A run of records

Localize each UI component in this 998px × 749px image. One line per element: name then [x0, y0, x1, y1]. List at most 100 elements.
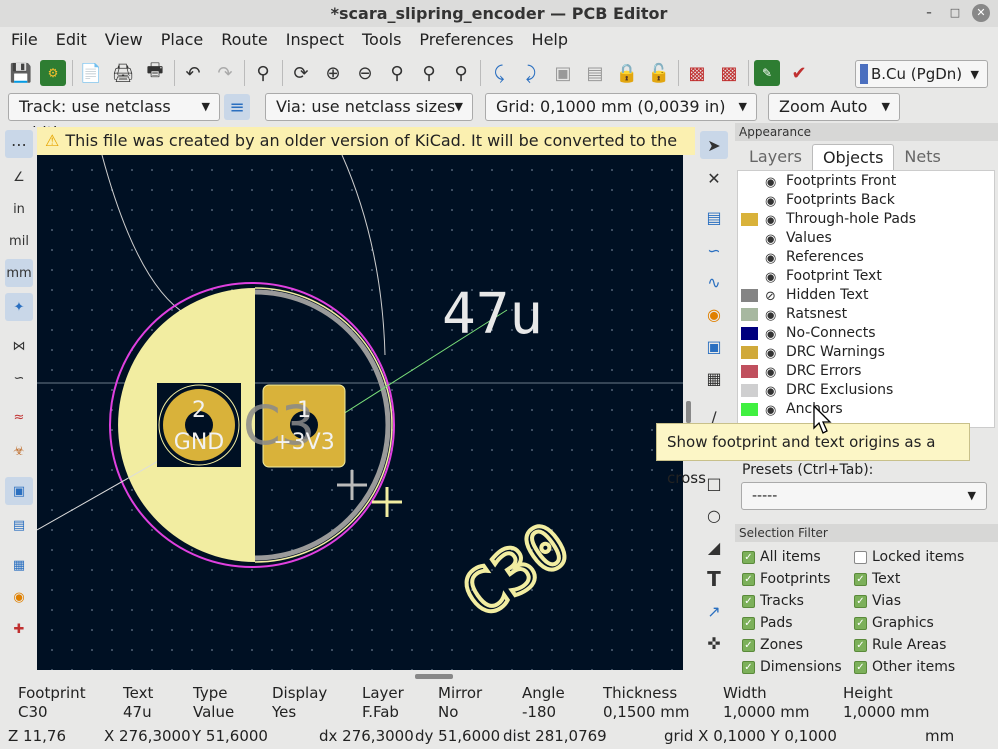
route-track-icon[interactable]: ∽ — [700, 236, 728, 264]
close-button[interactable]: ✕ — [972, 4, 990, 22]
menu-inspect[interactable]: Inspect — [277, 27, 353, 52]
track-width-select[interactable]: Track: use netclass width ▼ — [8, 93, 220, 142]
zoom-in-icon[interactable]: ⊕ — [320, 60, 346, 86]
maximize-button[interactable]: □ — [946, 4, 964, 22]
pad-outline-icon[interactable]: ▦ — [5, 551, 33, 579]
scrollbar-thumb[interactable] — [686, 401, 691, 423]
netlist-update-icon[interactable]: ▩ — [684, 60, 710, 86]
filter-checkbox[interactable]: ✓ Vias — [854, 591, 901, 611]
tab-layers[interactable]: Layers — [739, 144, 812, 170]
eye-icon[interactable]: ◉ — [765, 192, 782, 211]
draw-circle-icon[interactable]: ○ — [700, 501, 728, 529]
scripting-icon[interactable]: ✎ — [754, 60, 780, 86]
object-row[interactable]: ◉ Footprints Front — [738, 172, 994, 191]
checkbox-checked-icon[interactable]: ✓ — [854, 639, 867, 652]
curved-ratsnest-icon[interactable]: ∽ — [5, 364, 33, 392]
color-swatch[interactable] — [741, 289, 758, 302]
refresh-icon[interactable]: ⟳ — [288, 60, 314, 86]
menu-help[interactable]: Help — [523, 27, 577, 52]
object-row[interactable]: ◉ Footprints Back — [738, 191, 994, 210]
checkbox-checked-icon[interactable]: ✓ — [742, 551, 755, 564]
checkbox-checked-icon[interactable]: ✓ — [854, 595, 867, 608]
eye-icon[interactable]: ◉ — [765, 401, 782, 420]
reference-text[interactable]: C30 — [447, 506, 585, 634]
object-row[interactable]: ◉ References — [738, 248, 994, 267]
eye-icon[interactable]: ◉ — [765, 325, 782, 344]
eye-hidden-icon[interactable]: ⊘ — [765, 287, 782, 306]
object-row[interactable]: ◉ DRC Warnings — [738, 343, 994, 362]
pcb-canvas[interactable]: C3 2 GND 1 +3V3 47u C30 — [37, 155, 683, 670]
color-swatch[interactable] — [741, 403, 758, 416]
eye-icon[interactable]: ◉ — [765, 211, 782, 230]
object-row[interactable]: ◉Anchors — [738, 400, 994, 419]
redo-icon[interactable]: ↷ — [212, 60, 238, 86]
drc-icon[interactable]: ✔ — [786, 60, 812, 86]
zone-outline-icon[interactable]: ▤ — [5, 511, 33, 539]
units-mm-button[interactable]: mm — [5, 259, 33, 287]
menu-tools[interactable]: Tools — [353, 27, 410, 52]
unlock-icon[interactable]: 🔓 — [646, 60, 672, 86]
scrollbar-thumb[interactable] — [415, 674, 453, 679]
filter-checkbox[interactable]: ✓ Footprints — [742, 569, 830, 589]
object-row[interactable]: ◉ DRC Exclusions — [738, 381, 994, 400]
eye-icon[interactable]: ◉ — [765, 363, 782, 382]
object-row[interactable]: ◉ Values — [738, 229, 994, 248]
presets-select[interactable]: ----- ▼ — [741, 482, 987, 510]
find-icon[interactable]: ⚲ — [250, 60, 276, 86]
checkbox-checked-icon[interactable]: ✓ — [742, 573, 755, 586]
color-swatch[interactable] — [741, 213, 758, 226]
group-icon[interactable]: ▤ — [582, 60, 608, 86]
filter-checkbox[interactable]: ✓ Other items — [854, 657, 955, 677]
units-inch-button[interactable]: in — [5, 195, 33, 223]
eye-icon[interactable]: ◉ — [765, 306, 782, 325]
minimize-button[interactable]: – — [920, 4, 938, 22]
tab-nets[interactable]: Nets — [894, 144, 950, 170]
add-dimension-icon[interactable]: ↗ — [700, 597, 728, 625]
color-swatch[interactable] — [741, 270, 758, 283]
vertical-scrollbar[interactable] — [683, 155, 695, 670]
zoom-select[interactable]: Zoom Auto ▼ — [768, 93, 900, 121]
menu-file[interactable]: File — [2, 27, 47, 52]
checkbox-checked-icon[interactable]: ✓ — [742, 661, 755, 674]
menu-place[interactable]: Place — [152, 27, 213, 52]
filter-checkbox[interactable]: ✓ Text — [854, 569, 900, 589]
filter-checkbox[interactable]: Locked items — [854, 547, 964, 567]
footprint-viewer-icon[interactable]: ▩ — [716, 60, 742, 86]
via-outline-icon[interactable]: ☣ — [5, 437, 33, 465]
net-inspector-icon[interactable]: ✚ — [5, 615, 33, 643]
eye-icon[interactable]: ◉ — [765, 344, 782, 363]
tune-length-icon[interactable]: ∿ — [700, 268, 728, 296]
rotate-cw-icon[interactable]: ⤸ — [518, 60, 544, 86]
zoom-tool-icon[interactable]: ⚲ — [448, 60, 474, 86]
checkbox-checked-icon[interactable]: ✓ — [854, 661, 867, 674]
object-row[interactable]: ⊘ Hidden Text — [738, 286, 994, 305]
plot-icon[interactable]: 🖶 — [142, 60, 168, 86]
color-swatch[interactable] — [741, 175, 758, 188]
print-icon[interactable]: 🖨 — [110, 60, 136, 86]
color-swatch[interactable] — [741, 251, 758, 264]
object-row[interactable]: ◉ Ratsnest — [738, 305, 994, 324]
units-mil-button[interactable]: mil — [5, 227, 33, 255]
add-via-icon[interactable]: ◉ — [700, 300, 728, 328]
menu-route[interactable]: Route — [212, 27, 276, 52]
object-row[interactable]: ◉ Through-hole Pads — [738, 210, 994, 229]
grid-origin-icon[interactable]: ✜ — [700, 629, 728, 657]
eye-icon[interactable]: ◉ — [765, 173, 782, 192]
undo-icon[interactable]: ↶ — [180, 60, 206, 86]
show-ratsnest-icon[interactable]: ⋈ — [5, 332, 33, 360]
lock-icon[interactable]: 🔒 — [614, 60, 640, 86]
checkbox-checked-icon[interactable]: ✓ — [742, 617, 755, 630]
cursor-shape-icon[interactable]: ✦ — [5, 293, 33, 321]
via-size-select[interactable]: Via: use netclass sizes ▼ — [265, 93, 473, 121]
zoom-out-icon[interactable]: ⊖ — [352, 60, 378, 86]
object-row[interactable]: ◉ Footprint Text — [738, 267, 994, 286]
select-tool-icon[interactable]: ➤ — [700, 131, 728, 159]
color-swatch[interactable] — [741, 384, 758, 397]
page-settings-icon[interactable]: 📄 — [78, 60, 104, 86]
color-swatch[interactable] — [741, 232, 758, 245]
add-text-icon[interactable]: T — [700, 565, 728, 593]
add-zone-icon[interactable]: ▣ — [700, 332, 728, 360]
menu-preferences[interactable]: Preferences — [410, 27, 522, 52]
filter-checkbox[interactable]: ✓ Pads — [742, 613, 793, 633]
tab-objects[interactable]: Objects — [811, 144, 895, 170]
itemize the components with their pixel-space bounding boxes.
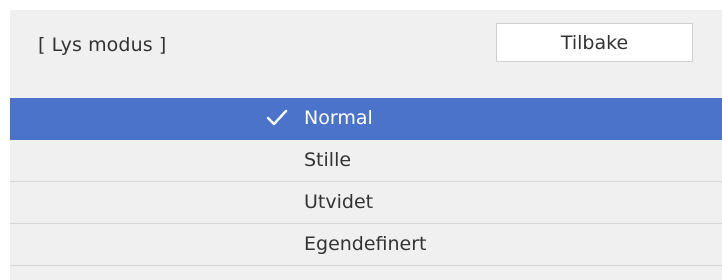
option-label: Stille bbox=[304, 149, 352, 171]
option-normal[interactable]: Normal bbox=[10, 98, 722, 140]
checkmark-icon bbox=[266, 109, 288, 126]
panel-title: [ Lys modus ] bbox=[38, 34, 167, 56]
option-utvidet[interactable]: Utvidet bbox=[10, 182, 722, 224]
option-label: Normal bbox=[304, 107, 373, 129]
option-stille[interactable]: Stille bbox=[10, 140, 722, 182]
back-button[interactable]: Tilbake bbox=[496, 23, 693, 62]
option-label: Utvidet bbox=[304, 191, 374, 213]
option-egendefinert[interactable]: Egendefinert bbox=[10, 224, 722, 266]
option-label: Egendefinert bbox=[304, 233, 427, 255]
light-mode-option-list: Normal Stille Utvidet Egendefinert bbox=[10, 98, 722, 266]
light-mode-panel: [ Lys modus ] Tilbake Normal Stille Utvi… bbox=[10, 10, 722, 280]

### What the task asks
Print, unchanged, the lines of the material from the one containing "option-label: Stille bbox=[304, 149, 352, 171]" through the last line of the material.

### Answer to the problem
option-label: Stille bbox=[304, 149, 352, 171]
option-normal[interactable]: Normal bbox=[10, 98, 722, 140]
checkmark-icon bbox=[266, 109, 288, 126]
panel-title: [ Lys modus ] bbox=[38, 34, 167, 56]
option-utvidet[interactable]: Utvidet bbox=[10, 182, 722, 224]
option-label: Normal bbox=[304, 107, 373, 129]
option-stille[interactable]: Stille bbox=[10, 140, 722, 182]
back-button[interactable]: Tilbake bbox=[496, 23, 693, 62]
option-label: Utvidet bbox=[304, 191, 374, 213]
option-egendefinert[interactable]: Egendefinert bbox=[10, 224, 722, 266]
option-label: Egendefinert bbox=[304, 233, 427, 255]
light-mode-option-list: Normal Stille Utvidet Egendefinert bbox=[10, 98, 722, 266]
light-mode-panel: [ Lys modus ] Tilbake Normal Stille Utvi… bbox=[10, 10, 722, 280]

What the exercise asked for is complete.